The Financial Times, May 25, 2004

People who believe their property will provide their pension are deluding themselves, an independent pensions research body warned yesterday.
Despite the soaring market, for most people their property or their home "will at best be a complement to occupational or personal pensions, not a substitute", said Alison O'Connell, director of the Pensions Policy Institute.

Falling stock markets and rising house prices mean that more wealth is held in housing than in pensions - about £1,904bn in the former against £1,120bn in the latter. At the same time, it was becoming increasingly common to hear people say that their home, or property investments, would be their pension, said Ms O'Connell.

In its Property or Pensions report, the institute said that a third of the population said they were saving in property to provide retirement income - and 15 per cent said they planned to use income from properties other than their own home to finance their old age.

But the reality is that just 2 per cent of people of working age - 750,000 in total - report owning more than one property. Despite their recent growth, there are only about 400,000 mortgages on buy-to-let properties. And those who believe that their own home will provide their pension have either false ideas of how much of their housing equity can be released, or they will have to trade down significantly to release money for income.

"You have to live somewhere," said Ms O'Connell - and the evidence was that owning your own home reduced living costs in retirement by 45 per cent compared with renting. Rather than increasing retirement income, home ownership tended to in-crease living standards by reducing costs.

Equity release schemes could generate capital and income - but usually only up to 20 per cent of the home's capital value for someone aged 65, rising to 50 per cent for someone in their 90s. A typical income stream would be only £130 a month on a £100,000 house for a 65- year-old, rising to £1,200 for a 90-year-old.

The median house price is £132,000, and a mere 10 per cent of homes are worth more than £330,000 - the sum needed to generate an income of £400 a month, or the rough equivalent of the minimum means-tested state pension.
Property can, therefore, help in old age, the report concludes. But "most people will not be able to rely solely on their equity".

In practice, most people, even in high-value areas, would need both pensions and property. Save for a wealthy few - who anyway tended to have good pensions - "for the vast majority, property will be at most a complement to private pension saving, rather than a substitute".

Data extract.
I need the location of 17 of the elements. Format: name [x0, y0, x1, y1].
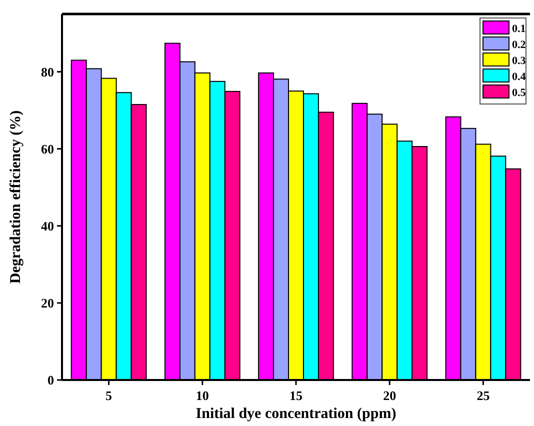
x-axis-title: Initial dye concentration (ppm) — [196, 406, 396, 422]
y-tick-label: 80 — [41, 64, 54, 80]
legend-label: 0.1 — [512, 22, 526, 35]
x-tick-label: 15 — [290, 388, 303, 403]
legend-label: 0.2 — [512, 38, 526, 51]
y-axis-title: Degradation efficiency (%) — [8, 110, 24, 284]
x-tick-label: 5 — [106, 388, 113, 403]
x-tick-label: 25 — [476, 388, 490, 403]
y-tick-label: 40 — [41, 218, 54, 234]
y-tick-label: 20 — [41, 295, 54, 310]
y-tick-label: 60 — [41, 141, 54, 156]
legend-label: 0.3 — [512, 54, 526, 67]
legend-label: 0.4 — [512, 70, 526, 83]
x-tick-label: 20 — [383, 388, 396, 403]
x-tick-label: 10 — [196, 388, 209, 403]
y-tick-label: 0 — [48, 372, 54, 388]
legend-label: 0.5 — [512, 86, 526, 99]
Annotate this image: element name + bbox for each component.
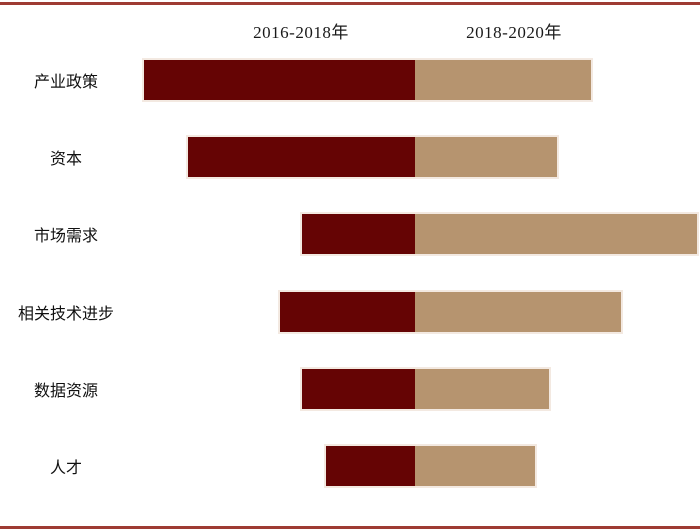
bar-segment-2018-2020 [415,60,591,100]
bar-segment-2018-2020 [415,369,549,409]
bar-row: 产业政策 [0,58,700,102]
bar-row: 市场需求 [0,212,700,256]
top-rule [0,2,700,5]
bar-segment-2016-2018 [326,446,415,486]
series1-header: 2016-2018年 [253,23,349,42]
category-label: 相关技术进步 [17,306,114,323]
bar-segment-2018-2020 [415,214,697,254]
category-label: 产业政策 [33,74,98,91]
category-label: 人才 [49,460,82,477]
bar-row: 人才 [0,444,700,488]
bar-group [278,290,623,334]
category-label: 数据资源 [33,383,98,400]
bottom-rule [0,526,700,529]
bar-group [186,135,559,179]
bar-segment-2016-2018 [302,369,415,409]
bar-segment-2016-2018 [302,214,415,254]
bar-segment-2016-2018 [188,137,415,177]
bar-row: 相关技术进步 [0,290,700,334]
bar-segment-2018-2020 [415,292,621,332]
series2-header: 2018-2020年 [466,23,562,42]
bar-segment-2018-2020 [415,446,535,486]
bar-group [142,58,593,102]
bar-segment-2016-2018 [280,292,415,332]
bar-group [300,212,699,256]
category-label: 资本 [49,151,82,168]
bar-row: 资本 [0,135,700,179]
bar-segment-2016-2018 [144,60,415,100]
bar-group [324,444,537,488]
bar-segment-2018-2020 [415,137,557,177]
category-label: 市场需求 [33,228,98,245]
bar-group [300,367,551,411]
bar-row: 数据资源 [0,367,700,411]
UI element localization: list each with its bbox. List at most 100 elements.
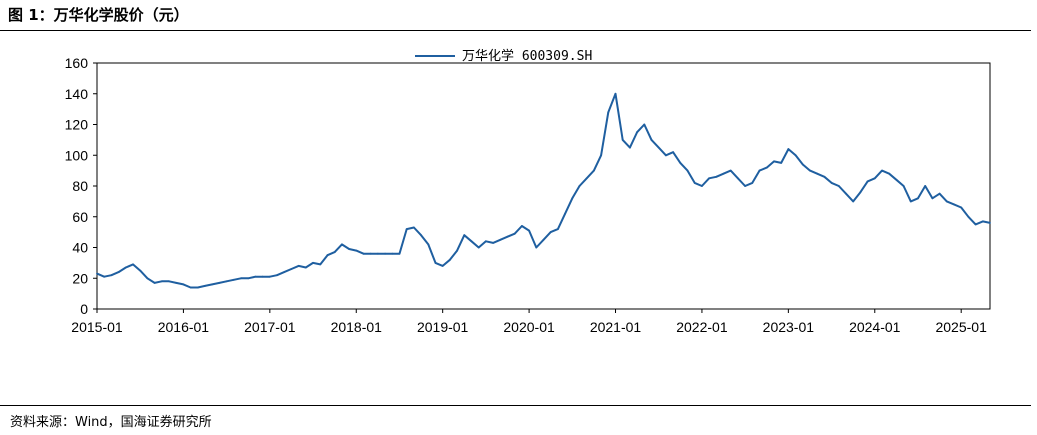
data-point — [809, 169, 811, 172]
data-point — [369, 252, 372, 255]
data-point — [413, 226, 415, 229]
x-tick-label: 2022-01 — [676, 319, 728, 335]
data-point — [585, 177, 588, 180]
data-point — [297, 265, 300, 267]
top-rule — [0, 30, 1031, 31]
data-point — [729, 169, 732, 172]
data-point — [549, 231, 552, 234]
data-point — [290, 268, 293, 270]
data-point — [139, 269, 142, 272]
data-point — [175, 282, 178, 284]
data-point — [247, 277, 250, 280]
x-tick-label: 2017-01 — [244, 319, 296, 335]
data-point — [341, 243, 343, 246]
data-point — [816, 172, 819, 175]
data-point — [607, 111, 610, 114]
x-tick-label: 2021-01 — [590, 319, 642, 335]
data-point — [909, 200, 912, 203]
data-point — [866, 180, 869, 183]
data-point — [254, 275, 257, 278]
data-point — [737, 177, 739, 180]
y-tick-label: 100 — [65, 147, 89, 163]
data-point — [348, 248, 350, 250]
data-point — [881, 169, 883, 172]
data-point — [492, 242, 494, 244]
data-point — [362, 252, 365, 255]
data-point — [499, 238, 502, 241]
data-point — [528, 229, 530, 232]
data-point — [665, 154, 667, 157]
data-point — [938, 192, 941, 195]
data-point — [571, 197, 574, 200]
x-tick-label: 2025-01 — [935, 319, 987, 335]
data-point — [945, 200, 948, 203]
data-point — [240, 277, 242, 280]
data-point — [636, 131, 638, 134]
data-point — [859, 191, 862, 194]
plot-area — [96, 62, 991, 310]
data-point — [463, 234, 466, 237]
data-point — [823, 175, 826, 178]
data-point — [758, 169, 761, 172]
data-point — [391, 252, 394, 255]
y-tick-label: 0 — [80, 301, 88, 317]
data-point — [456, 249, 458, 252]
data-point — [377, 252, 379, 255]
data-point — [650, 139, 653, 141]
x-tick-label: 2020-01 — [503, 319, 555, 335]
price-chart: 0 20 40 60 80 100 120 140 160 2015-01 2016-01 2017… — [65, 48, 991, 335]
data-point — [96, 272, 98, 275]
data-point — [283, 271, 286, 273]
x-tick-label: 2015-01 — [71, 319, 123, 335]
data-point — [787, 148, 790, 150]
data-point — [110, 274, 113, 277]
data-point — [621, 139, 624, 141]
data-point — [124, 266, 127, 269]
data-point — [801, 163, 804, 166]
data-point — [693, 182, 696, 184]
data-point — [261, 275, 264, 278]
x-tick-label: 2024-01 — [849, 319, 901, 335]
y-tick-label: 60 — [72, 209, 88, 225]
data-point — [117, 271, 120, 273]
data-point — [434, 262, 437, 264]
y-tick-label: 140 — [65, 86, 89, 102]
data-point — [542, 238, 545, 241]
data-point — [398, 252, 401, 255]
data-point — [600, 154, 602, 157]
data-point — [146, 277, 149, 280]
data-point — [960, 206, 963, 209]
data-point — [873, 177, 876, 180]
data-point — [672, 151, 674, 154]
data-point — [845, 192, 847, 195]
data-point — [160, 280, 163, 283]
x-tick-label: 2023-01 — [763, 319, 815, 335]
data-point — [182, 283, 185, 286]
data-point — [405, 228, 408, 231]
data-point — [427, 243, 430, 246]
data-point — [931, 197, 934, 200]
data-point — [557, 228, 559, 231]
data-point — [477, 246, 480, 249]
data-point — [895, 178, 898, 181]
data-point — [679, 162, 682, 164]
series-layer — [96, 92, 991, 289]
x-axis: 2015-01 2016-01 2017-01 2018-01 2019-01 2020-… — [71, 309, 987, 335]
data-point — [744, 185, 746, 187]
data-point — [132, 263, 134, 266]
data-point — [924, 185, 927, 187]
data-point — [888, 172, 891, 175]
data-point — [204, 285, 206, 287]
y-tick-label: 80 — [72, 178, 88, 194]
data-point — [513, 232, 516, 235]
data-point — [326, 254, 329, 257]
data-point — [268, 275, 271, 278]
data-point — [535, 246, 538, 249]
data-point — [420, 234, 422, 237]
data-point — [852, 200, 855, 203]
data-point — [578, 185, 581, 187]
data-point — [333, 251, 336, 254]
legend: 万华化学 600309.SH — [415, 48, 592, 64]
y-tick-label: 120 — [65, 117, 89, 133]
data-point — [837, 185, 840, 187]
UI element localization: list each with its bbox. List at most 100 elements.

Short problem.
From the article on property and pensions, copy word for word the passage from "Equity release schemes" up to and including "means-tested state pension.".

Solution.
Equity release schemes could generate capital and income - but usually only up to 20 per cent of the home's capital value for someone aged 65, rising to 50 per cent for someone in their 90s. A typical income stream would be only £130 a month on a £100,000 house for a 65- year-old, rising to £1,200 for a 90-year-old.

The median house price is £132,000, and a mere 10 per cent of homes are worth more than £330,000 - the sum needed to generate an income of £400 a month, or the rough equivalent of the minimum means-tested state pension.